Given data:
◆ ◆ ◆ ◆ ◆ ◆ ◆
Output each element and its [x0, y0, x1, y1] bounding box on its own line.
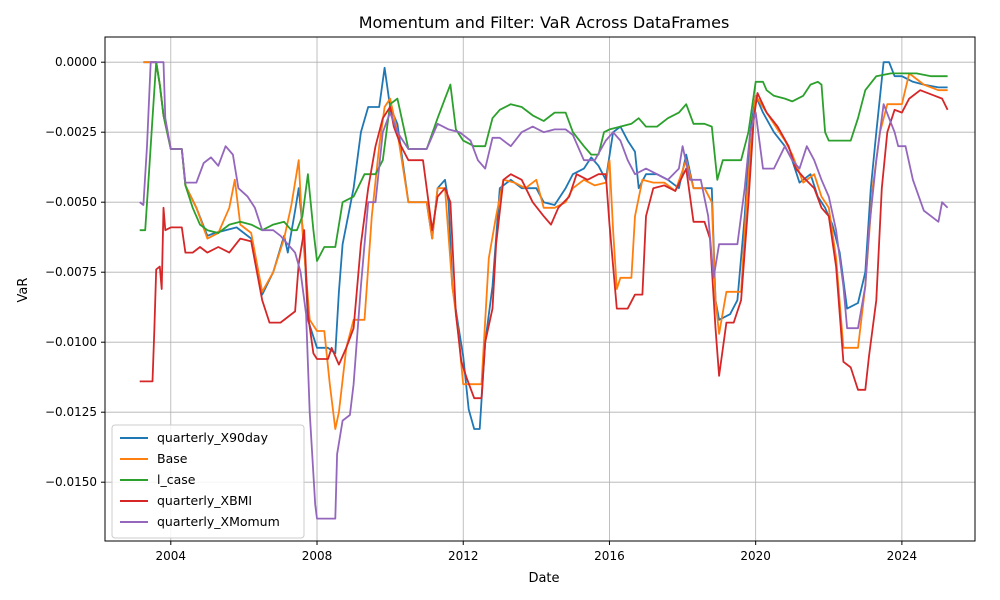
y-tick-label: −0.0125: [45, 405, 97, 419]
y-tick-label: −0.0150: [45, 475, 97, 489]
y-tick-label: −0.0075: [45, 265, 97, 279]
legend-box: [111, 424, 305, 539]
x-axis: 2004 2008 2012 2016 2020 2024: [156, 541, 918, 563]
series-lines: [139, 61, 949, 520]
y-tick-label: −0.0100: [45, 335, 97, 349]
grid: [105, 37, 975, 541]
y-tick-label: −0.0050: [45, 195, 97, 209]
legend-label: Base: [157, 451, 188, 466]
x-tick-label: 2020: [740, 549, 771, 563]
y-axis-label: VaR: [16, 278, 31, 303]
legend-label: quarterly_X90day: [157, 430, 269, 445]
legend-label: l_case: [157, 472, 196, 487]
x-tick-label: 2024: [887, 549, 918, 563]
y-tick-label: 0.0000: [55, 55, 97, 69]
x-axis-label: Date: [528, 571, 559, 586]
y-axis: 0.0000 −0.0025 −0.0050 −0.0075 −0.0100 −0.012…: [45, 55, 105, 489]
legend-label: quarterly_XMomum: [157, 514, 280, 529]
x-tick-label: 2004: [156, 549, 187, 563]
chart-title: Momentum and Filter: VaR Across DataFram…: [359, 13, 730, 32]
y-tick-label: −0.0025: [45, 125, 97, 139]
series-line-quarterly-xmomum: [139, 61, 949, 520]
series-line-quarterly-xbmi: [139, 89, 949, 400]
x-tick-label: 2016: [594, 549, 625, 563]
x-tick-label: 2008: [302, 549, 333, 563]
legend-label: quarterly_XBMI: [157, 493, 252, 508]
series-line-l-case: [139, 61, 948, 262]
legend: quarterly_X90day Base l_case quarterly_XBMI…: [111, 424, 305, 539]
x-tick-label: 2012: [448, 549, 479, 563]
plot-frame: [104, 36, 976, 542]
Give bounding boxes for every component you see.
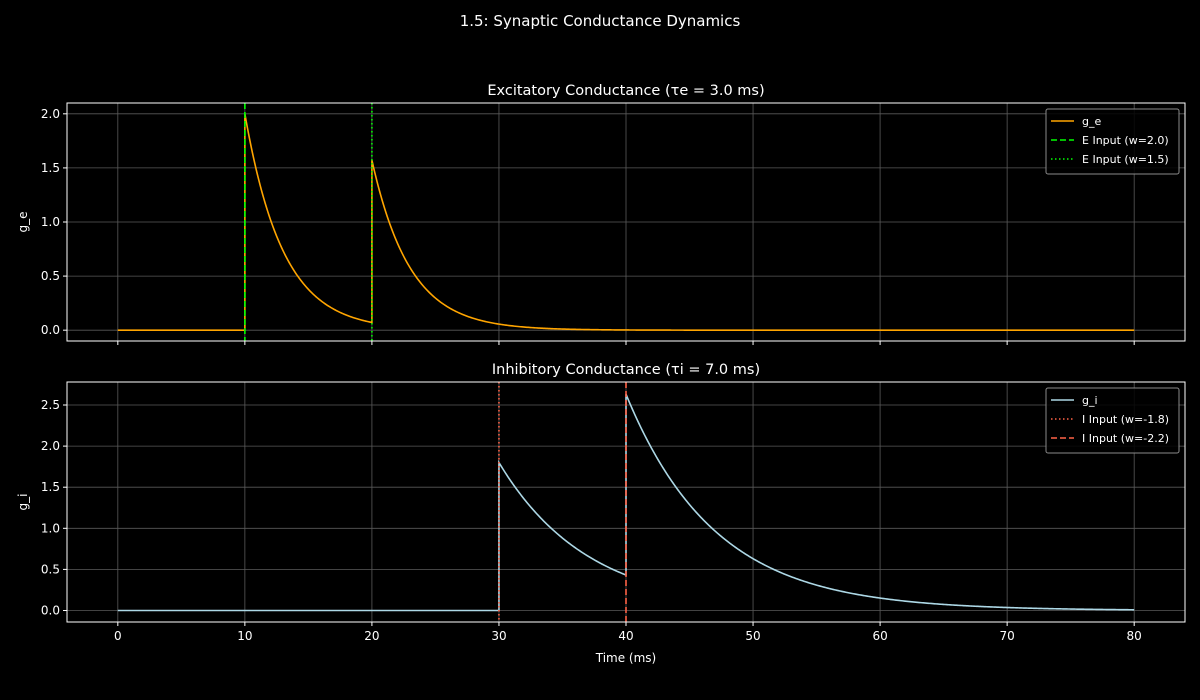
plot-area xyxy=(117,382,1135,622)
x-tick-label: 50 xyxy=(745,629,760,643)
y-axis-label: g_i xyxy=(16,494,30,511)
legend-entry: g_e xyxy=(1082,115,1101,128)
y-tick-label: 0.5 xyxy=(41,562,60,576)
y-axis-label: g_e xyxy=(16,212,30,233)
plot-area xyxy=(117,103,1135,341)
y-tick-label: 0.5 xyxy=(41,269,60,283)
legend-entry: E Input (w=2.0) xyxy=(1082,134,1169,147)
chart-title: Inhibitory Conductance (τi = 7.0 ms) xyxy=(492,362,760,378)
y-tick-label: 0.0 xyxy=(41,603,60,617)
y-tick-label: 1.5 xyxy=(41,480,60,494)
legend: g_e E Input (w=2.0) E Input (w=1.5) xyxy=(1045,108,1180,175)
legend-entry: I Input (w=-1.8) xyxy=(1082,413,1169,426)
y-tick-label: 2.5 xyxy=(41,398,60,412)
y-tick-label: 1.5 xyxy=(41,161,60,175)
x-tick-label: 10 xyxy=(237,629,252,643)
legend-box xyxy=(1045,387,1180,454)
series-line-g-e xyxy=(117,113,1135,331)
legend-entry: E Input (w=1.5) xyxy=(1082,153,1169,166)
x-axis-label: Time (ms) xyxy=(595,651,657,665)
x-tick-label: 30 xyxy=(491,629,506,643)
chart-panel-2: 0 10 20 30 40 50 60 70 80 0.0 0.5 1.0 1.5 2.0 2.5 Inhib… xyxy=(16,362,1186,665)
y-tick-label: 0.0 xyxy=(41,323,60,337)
◆ ◆ ◆ ◆ ◆ ◆ ◆
Problem details: Copy out each line in the material above that contains the string "Input". Only matches with the same uppercase and lowercase letters count.

Solution for this exercise:
legend-entry: E Input (w=2.0) xyxy=(1082,134,1169,147)
legend: g_e E Input (w=2.0) E Input (w=1.5) xyxy=(1045,108,1180,175)
legend-entry: I Input (w=-1.8) xyxy=(1082,413,1169,426)
legend-entry: E Input (w=1.5) xyxy=(1082,153,1169,166)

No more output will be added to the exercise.